Data records:

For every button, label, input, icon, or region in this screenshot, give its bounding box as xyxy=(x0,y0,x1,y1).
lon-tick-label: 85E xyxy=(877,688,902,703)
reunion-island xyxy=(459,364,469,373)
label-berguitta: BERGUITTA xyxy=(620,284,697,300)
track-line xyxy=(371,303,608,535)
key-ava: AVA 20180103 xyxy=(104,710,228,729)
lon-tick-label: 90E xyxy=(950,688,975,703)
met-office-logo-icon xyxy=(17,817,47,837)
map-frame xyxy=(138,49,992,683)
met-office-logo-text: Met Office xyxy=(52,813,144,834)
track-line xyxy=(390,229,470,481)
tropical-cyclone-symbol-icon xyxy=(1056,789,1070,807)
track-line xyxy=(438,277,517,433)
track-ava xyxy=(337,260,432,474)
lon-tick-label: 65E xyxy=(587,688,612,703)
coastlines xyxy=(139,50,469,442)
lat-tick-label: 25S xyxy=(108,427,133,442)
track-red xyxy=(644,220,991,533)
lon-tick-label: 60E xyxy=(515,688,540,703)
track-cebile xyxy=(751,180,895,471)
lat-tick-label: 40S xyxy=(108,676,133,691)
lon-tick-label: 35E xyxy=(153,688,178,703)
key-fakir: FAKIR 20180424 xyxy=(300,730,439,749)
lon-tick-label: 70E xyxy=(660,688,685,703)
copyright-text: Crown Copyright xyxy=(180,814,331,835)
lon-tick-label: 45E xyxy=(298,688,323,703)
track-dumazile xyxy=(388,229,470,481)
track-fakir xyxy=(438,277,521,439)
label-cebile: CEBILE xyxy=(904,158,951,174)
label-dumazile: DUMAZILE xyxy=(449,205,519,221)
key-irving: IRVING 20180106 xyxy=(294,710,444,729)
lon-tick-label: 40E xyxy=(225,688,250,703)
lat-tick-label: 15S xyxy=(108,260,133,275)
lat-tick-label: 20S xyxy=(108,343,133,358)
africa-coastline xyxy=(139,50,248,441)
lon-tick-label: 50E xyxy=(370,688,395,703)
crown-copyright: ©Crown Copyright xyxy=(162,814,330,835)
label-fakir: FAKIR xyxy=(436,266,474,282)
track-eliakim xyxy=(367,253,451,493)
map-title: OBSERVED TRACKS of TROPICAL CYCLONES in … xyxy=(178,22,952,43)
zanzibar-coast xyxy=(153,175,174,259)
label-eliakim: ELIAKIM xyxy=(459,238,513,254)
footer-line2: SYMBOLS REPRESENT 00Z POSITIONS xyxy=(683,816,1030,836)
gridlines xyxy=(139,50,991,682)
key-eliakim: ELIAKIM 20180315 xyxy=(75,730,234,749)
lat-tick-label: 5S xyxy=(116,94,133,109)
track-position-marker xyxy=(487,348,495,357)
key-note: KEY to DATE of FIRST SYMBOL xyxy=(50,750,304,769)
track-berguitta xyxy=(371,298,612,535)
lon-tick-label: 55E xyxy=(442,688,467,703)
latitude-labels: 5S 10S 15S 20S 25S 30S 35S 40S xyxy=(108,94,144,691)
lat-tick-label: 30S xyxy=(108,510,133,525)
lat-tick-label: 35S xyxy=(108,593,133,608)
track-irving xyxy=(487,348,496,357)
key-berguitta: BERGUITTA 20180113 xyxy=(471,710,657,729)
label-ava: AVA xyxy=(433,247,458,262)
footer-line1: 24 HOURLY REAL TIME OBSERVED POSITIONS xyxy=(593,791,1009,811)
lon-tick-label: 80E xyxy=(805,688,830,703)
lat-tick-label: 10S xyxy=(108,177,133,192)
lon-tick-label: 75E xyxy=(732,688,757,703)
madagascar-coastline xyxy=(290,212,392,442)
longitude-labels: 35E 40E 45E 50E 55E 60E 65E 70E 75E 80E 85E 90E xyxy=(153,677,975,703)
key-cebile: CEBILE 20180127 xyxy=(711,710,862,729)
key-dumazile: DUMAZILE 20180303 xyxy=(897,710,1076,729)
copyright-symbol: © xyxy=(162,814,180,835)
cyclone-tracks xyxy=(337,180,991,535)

- **STATED GOAL**
Edit the lines above so that every "lon-tick-label" becomes "longitude-tick-label", and leave the rest of each line as it is.

- **FINAL RESULT**
For every button, label, input, icon, or region in this screenshot, give its bounding box as xyxy=(x0,y0,x1,y1).
longitude-tick-label: 85E xyxy=(877,688,902,703)
reunion-island xyxy=(459,364,469,373)
label-berguitta: BERGUITTA xyxy=(620,284,697,300)
track-line xyxy=(371,303,608,535)
key-ava: AVA 20180103 xyxy=(104,710,228,729)
longitude-tick-label: 90E xyxy=(950,688,975,703)
met-office-logo-icon xyxy=(17,817,47,837)
map-frame xyxy=(138,49,992,683)
met-office-logo-text: Met Office xyxy=(52,813,144,834)
track-line xyxy=(390,229,470,481)
tropical-cyclone-symbol-icon xyxy=(1056,789,1070,807)
track-line xyxy=(438,277,517,433)
track-ava xyxy=(337,260,432,474)
longitude-tick-label: 65E xyxy=(587,688,612,703)
coastlines xyxy=(139,50,469,442)
lat-tick-label: 25S xyxy=(108,427,133,442)
track-red xyxy=(644,220,991,533)
longitude-tick-label: 60E xyxy=(515,688,540,703)
track-cebile xyxy=(751,180,895,471)
lat-tick-label: 40S xyxy=(108,676,133,691)
longitude-tick-label: 35E xyxy=(153,688,178,703)
key-fakir: FAKIR 20180424 xyxy=(300,730,439,749)
longitude-tick-label: 70E xyxy=(660,688,685,703)
copyright-text: Crown Copyright xyxy=(180,814,331,835)
longitude-tick-label: 45E xyxy=(298,688,323,703)
track-dumazile xyxy=(388,229,470,481)
track-fakir xyxy=(438,277,521,439)
label-cebile: CEBILE xyxy=(904,158,951,174)
label-dumazile: DUMAZILE xyxy=(449,205,519,221)
key-irving: IRVING 20180106 xyxy=(294,710,444,729)
longitude-tick-label: 40E xyxy=(225,688,250,703)
lat-tick-label: 15S xyxy=(108,260,133,275)
lat-tick-label: 20S xyxy=(108,343,133,358)
africa-coastline xyxy=(139,50,248,441)
longitude-tick-label: 50E xyxy=(370,688,395,703)
crown-copyright: ©Crown Copyright xyxy=(162,814,330,835)
label-fakir: FAKIR xyxy=(436,266,474,282)
track-eliakim xyxy=(367,253,451,493)
map-title: OBSERVED TRACKS of TROPICAL CYCLONES in … xyxy=(178,22,952,43)
zanzibar-coast xyxy=(153,175,174,259)
label-eliakim: ELIAKIM xyxy=(459,238,513,254)
footer-line2: SYMBOLS REPRESENT 00Z POSITIONS xyxy=(683,816,1030,836)
gridlines xyxy=(139,50,991,682)
key-eliakim: ELIAKIM 20180315 xyxy=(75,730,234,749)
lat-tick-label: 5S xyxy=(116,94,133,109)
track-position-marker xyxy=(487,348,495,357)
key-note: KEY to DATE of FIRST SYMBOL xyxy=(50,750,304,769)
track-berguitta xyxy=(371,298,612,535)
longitude-tick-label: 55E xyxy=(442,688,467,703)
latitude-labels: 5S 10S 15S 20S 25S 30S 35S 40S xyxy=(108,94,144,691)
lat-tick-label: 30S xyxy=(108,510,133,525)
lat-tick-label: 35S xyxy=(108,593,133,608)
track-irving xyxy=(487,348,496,357)
key-berguitta: BERGUITTA 20180113 xyxy=(471,710,657,729)
label-ava: AVA xyxy=(433,247,458,262)
footer-line1: 24 HOURLY REAL TIME OBSERVED POSITIONS xyxy=(593,791,1009,811)
longitude-tick-label: 80E xyxy=(805,688,830,703)
lat-tick-label: 10S xyxy=(108,177,133,192)
longitude-tick-label: 75E xyxy=(732,688,757,703)
madagascar-coastline xyxy=(290,212,392,442)
longitude-labels: 35E 40E 45E 50E 55E 60E 65E 70E 75E 80E 85E 90E xyxy=(153,677,975,703)
key-cebile: CEBILE 20180127 xyxy=(711,710,862,729)
key-dumazile: DUMAZILE 20180303 xyxy=(897,710,1076,729)
copyright-symbol: © xyxy=(162,814,180,835)
cyclone-tracks xyxy=(337,180,991,535)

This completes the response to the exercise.